(Records from a collection)
=-=-=

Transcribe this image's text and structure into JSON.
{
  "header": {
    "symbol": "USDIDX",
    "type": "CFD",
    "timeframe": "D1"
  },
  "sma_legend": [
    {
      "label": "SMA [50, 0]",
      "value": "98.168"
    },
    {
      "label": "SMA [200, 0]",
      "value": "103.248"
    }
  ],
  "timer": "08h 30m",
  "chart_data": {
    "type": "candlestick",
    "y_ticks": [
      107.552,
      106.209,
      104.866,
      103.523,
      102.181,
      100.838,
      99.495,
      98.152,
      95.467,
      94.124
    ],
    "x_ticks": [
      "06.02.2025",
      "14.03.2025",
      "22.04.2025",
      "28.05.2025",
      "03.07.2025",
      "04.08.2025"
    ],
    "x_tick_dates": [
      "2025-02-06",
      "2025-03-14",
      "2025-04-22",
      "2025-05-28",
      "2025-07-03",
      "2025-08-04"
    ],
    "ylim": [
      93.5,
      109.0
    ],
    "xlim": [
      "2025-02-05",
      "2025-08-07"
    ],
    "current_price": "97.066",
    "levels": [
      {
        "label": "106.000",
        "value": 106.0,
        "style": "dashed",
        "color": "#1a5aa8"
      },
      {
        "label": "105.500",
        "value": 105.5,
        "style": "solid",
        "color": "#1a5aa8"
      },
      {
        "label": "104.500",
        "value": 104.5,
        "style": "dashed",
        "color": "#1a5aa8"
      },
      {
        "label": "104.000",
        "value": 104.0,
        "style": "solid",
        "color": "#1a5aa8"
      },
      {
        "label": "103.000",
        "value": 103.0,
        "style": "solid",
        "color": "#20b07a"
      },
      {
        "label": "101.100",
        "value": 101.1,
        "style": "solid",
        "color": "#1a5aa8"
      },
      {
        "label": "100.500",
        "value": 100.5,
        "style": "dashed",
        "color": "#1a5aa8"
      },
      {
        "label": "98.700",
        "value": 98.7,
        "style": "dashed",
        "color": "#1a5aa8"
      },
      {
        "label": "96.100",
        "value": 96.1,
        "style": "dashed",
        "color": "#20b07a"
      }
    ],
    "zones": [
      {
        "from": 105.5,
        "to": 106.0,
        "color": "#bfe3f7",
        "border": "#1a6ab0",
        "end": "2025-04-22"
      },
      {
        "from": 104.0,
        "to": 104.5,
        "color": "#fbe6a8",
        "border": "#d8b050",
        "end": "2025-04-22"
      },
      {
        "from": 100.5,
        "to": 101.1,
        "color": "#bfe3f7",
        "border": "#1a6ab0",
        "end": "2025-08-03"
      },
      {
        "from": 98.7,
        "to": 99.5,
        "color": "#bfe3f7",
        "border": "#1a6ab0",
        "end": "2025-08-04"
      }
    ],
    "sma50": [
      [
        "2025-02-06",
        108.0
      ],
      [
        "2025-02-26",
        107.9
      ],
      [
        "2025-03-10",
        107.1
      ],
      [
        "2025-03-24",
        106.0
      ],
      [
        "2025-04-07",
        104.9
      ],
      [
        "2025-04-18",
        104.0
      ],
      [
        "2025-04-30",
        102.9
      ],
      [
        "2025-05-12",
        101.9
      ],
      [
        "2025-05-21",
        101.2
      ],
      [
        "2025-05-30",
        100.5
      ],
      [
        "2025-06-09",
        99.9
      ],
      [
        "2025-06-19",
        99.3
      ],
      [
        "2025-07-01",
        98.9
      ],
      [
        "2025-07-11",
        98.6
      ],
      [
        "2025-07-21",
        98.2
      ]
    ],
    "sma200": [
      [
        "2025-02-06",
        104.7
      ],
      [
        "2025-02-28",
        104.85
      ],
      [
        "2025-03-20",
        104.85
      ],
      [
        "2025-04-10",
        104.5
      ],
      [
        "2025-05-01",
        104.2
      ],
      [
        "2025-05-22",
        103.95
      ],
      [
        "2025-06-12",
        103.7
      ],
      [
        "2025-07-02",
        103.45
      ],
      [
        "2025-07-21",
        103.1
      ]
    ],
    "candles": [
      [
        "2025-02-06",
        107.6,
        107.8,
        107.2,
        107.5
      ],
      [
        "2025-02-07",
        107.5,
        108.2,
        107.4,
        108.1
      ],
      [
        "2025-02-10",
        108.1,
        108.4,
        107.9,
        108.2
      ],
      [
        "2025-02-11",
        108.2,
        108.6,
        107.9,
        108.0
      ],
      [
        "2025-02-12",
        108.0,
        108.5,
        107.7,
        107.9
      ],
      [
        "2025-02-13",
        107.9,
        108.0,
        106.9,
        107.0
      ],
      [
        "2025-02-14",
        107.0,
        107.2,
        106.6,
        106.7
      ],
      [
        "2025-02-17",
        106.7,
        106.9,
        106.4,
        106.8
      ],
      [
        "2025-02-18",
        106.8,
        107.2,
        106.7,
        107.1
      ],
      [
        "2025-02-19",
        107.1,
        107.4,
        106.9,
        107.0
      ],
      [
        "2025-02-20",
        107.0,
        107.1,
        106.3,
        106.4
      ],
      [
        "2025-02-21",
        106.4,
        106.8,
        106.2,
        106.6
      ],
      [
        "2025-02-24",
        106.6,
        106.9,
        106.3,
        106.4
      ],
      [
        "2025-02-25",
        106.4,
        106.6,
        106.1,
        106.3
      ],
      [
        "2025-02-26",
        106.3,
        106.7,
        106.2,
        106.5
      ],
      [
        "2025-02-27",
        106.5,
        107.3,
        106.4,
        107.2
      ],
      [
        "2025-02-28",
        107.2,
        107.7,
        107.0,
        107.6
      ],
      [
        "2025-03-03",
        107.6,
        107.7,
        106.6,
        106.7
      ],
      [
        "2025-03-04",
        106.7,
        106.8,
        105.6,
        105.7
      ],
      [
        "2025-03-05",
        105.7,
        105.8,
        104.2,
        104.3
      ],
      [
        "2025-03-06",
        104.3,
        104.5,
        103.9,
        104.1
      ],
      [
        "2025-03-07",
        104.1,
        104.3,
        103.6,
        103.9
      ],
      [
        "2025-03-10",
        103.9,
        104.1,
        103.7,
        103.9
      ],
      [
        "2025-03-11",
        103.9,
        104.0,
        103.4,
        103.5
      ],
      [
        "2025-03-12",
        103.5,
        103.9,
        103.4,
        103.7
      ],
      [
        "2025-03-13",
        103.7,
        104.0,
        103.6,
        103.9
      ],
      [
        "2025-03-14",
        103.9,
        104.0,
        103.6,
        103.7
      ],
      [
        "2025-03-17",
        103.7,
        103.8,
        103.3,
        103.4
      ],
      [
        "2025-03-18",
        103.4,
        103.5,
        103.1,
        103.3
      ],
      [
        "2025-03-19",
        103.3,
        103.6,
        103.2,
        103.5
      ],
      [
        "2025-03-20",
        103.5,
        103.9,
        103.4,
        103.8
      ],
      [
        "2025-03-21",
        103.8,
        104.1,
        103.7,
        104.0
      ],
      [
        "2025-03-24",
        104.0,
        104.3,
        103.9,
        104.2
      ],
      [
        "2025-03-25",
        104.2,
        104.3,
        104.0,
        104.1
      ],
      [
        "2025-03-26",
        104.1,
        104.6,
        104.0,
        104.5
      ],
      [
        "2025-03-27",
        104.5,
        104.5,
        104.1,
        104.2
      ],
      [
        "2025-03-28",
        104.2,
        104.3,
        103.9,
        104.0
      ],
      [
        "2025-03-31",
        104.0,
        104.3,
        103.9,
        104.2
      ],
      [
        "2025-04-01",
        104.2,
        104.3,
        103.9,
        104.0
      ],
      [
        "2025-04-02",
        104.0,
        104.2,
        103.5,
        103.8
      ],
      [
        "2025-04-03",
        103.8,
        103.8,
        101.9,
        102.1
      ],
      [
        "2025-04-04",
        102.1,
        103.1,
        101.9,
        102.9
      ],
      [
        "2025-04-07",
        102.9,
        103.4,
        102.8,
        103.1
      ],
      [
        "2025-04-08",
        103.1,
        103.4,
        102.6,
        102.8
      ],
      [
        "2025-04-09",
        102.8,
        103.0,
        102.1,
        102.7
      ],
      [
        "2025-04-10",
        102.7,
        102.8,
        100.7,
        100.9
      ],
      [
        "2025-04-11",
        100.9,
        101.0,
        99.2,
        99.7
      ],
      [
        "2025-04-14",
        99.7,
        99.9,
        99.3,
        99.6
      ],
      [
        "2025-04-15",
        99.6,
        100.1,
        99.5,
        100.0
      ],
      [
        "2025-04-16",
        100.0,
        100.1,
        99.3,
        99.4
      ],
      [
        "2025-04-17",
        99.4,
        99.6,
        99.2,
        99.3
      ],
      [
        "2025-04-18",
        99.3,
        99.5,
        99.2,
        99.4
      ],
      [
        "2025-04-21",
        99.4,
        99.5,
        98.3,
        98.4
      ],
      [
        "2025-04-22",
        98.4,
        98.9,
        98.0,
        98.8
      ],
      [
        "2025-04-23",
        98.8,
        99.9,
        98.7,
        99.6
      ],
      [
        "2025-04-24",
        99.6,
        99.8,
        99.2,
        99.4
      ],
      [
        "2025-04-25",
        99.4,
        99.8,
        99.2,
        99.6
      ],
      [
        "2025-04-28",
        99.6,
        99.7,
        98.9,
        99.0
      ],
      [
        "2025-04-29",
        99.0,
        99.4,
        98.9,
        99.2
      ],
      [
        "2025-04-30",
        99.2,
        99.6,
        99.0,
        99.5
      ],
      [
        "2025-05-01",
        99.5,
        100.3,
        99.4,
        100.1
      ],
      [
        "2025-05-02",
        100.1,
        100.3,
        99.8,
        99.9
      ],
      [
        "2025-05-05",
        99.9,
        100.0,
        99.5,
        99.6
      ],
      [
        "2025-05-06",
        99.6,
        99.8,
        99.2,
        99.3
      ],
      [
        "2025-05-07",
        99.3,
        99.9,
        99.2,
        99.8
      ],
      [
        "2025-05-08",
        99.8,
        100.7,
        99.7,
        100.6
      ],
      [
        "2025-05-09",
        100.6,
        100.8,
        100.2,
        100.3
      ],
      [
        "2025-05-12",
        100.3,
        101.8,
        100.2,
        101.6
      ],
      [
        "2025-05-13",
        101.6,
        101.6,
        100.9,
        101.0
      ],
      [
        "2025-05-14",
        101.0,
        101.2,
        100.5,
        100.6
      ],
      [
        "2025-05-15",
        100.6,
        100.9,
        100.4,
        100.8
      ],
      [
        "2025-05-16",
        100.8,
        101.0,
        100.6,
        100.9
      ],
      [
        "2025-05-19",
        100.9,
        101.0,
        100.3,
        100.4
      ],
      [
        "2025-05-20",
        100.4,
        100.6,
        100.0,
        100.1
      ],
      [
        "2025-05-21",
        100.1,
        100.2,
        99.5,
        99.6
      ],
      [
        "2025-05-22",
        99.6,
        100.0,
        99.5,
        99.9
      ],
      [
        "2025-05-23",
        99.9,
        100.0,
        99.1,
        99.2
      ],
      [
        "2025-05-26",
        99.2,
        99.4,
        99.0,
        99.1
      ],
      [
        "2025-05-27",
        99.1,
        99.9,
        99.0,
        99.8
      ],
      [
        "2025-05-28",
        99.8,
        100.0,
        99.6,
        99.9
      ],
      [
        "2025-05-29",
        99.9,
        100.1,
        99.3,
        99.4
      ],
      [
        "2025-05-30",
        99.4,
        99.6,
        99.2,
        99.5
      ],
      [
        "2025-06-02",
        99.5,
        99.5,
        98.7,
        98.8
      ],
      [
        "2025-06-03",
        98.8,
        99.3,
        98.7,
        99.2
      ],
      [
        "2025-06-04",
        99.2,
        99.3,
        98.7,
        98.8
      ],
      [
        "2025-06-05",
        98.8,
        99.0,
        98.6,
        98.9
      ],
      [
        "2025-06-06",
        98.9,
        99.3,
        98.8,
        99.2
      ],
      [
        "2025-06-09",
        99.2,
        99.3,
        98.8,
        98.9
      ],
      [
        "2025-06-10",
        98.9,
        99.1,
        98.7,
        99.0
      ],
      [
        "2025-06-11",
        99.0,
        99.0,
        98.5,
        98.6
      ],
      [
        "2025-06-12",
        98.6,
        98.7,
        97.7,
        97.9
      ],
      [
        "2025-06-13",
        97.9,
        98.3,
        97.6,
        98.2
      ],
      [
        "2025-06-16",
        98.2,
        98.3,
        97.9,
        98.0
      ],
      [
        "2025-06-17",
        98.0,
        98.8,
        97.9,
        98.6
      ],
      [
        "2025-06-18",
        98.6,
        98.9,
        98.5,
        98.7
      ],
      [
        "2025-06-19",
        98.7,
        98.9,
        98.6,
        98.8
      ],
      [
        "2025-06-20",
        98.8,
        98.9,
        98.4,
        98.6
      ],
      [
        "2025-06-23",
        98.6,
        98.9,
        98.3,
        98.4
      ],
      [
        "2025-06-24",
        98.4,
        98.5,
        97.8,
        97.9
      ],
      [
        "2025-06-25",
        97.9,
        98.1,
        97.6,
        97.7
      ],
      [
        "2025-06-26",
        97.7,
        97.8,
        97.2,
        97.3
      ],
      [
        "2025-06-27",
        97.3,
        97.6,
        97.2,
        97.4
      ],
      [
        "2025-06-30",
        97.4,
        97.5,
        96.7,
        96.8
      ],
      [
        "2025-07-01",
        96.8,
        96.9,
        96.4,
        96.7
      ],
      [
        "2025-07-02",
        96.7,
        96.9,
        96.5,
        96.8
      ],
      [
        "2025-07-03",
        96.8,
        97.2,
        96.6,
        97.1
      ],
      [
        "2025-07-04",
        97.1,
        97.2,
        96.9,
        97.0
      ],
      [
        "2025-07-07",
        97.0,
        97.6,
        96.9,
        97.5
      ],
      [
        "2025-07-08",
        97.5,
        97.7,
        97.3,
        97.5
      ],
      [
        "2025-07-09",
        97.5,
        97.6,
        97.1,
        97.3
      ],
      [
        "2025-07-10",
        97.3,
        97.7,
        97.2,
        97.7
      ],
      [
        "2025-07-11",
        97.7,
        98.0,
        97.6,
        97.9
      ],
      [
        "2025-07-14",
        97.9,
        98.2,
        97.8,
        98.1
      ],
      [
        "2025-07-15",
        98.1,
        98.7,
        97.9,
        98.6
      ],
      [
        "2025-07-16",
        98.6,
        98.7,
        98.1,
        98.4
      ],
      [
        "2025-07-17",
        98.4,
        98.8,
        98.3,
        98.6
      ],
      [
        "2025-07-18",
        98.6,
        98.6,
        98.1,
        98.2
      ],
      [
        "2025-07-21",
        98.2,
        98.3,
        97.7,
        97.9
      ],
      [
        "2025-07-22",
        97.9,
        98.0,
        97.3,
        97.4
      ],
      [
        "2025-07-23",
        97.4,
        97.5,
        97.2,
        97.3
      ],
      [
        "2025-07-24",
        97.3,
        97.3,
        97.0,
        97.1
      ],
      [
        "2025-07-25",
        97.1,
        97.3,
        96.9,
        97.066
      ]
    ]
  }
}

=-=-=

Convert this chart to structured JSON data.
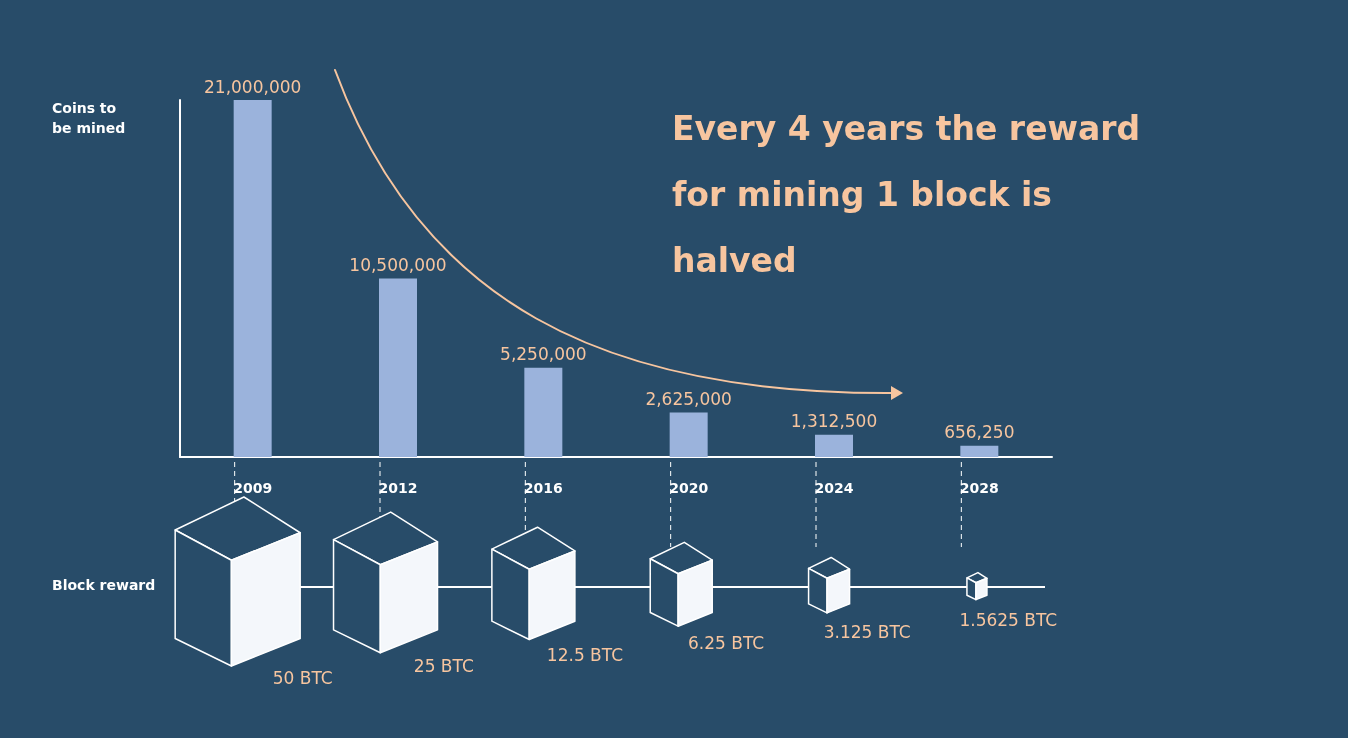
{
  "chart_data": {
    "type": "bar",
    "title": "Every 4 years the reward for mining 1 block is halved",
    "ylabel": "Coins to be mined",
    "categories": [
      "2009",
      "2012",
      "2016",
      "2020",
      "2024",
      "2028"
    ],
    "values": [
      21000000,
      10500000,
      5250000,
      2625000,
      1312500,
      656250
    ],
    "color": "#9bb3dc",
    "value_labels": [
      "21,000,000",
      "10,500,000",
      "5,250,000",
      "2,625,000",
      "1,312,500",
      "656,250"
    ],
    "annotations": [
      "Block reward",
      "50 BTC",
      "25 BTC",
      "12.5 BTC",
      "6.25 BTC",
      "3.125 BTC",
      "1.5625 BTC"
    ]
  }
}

=-=-=

Work to complete: From the data, collect all lines where the string "reward" appears.

Written reply:
    "title": "Every 4 years the reward for mining 1 block is halved",
      "Block reward",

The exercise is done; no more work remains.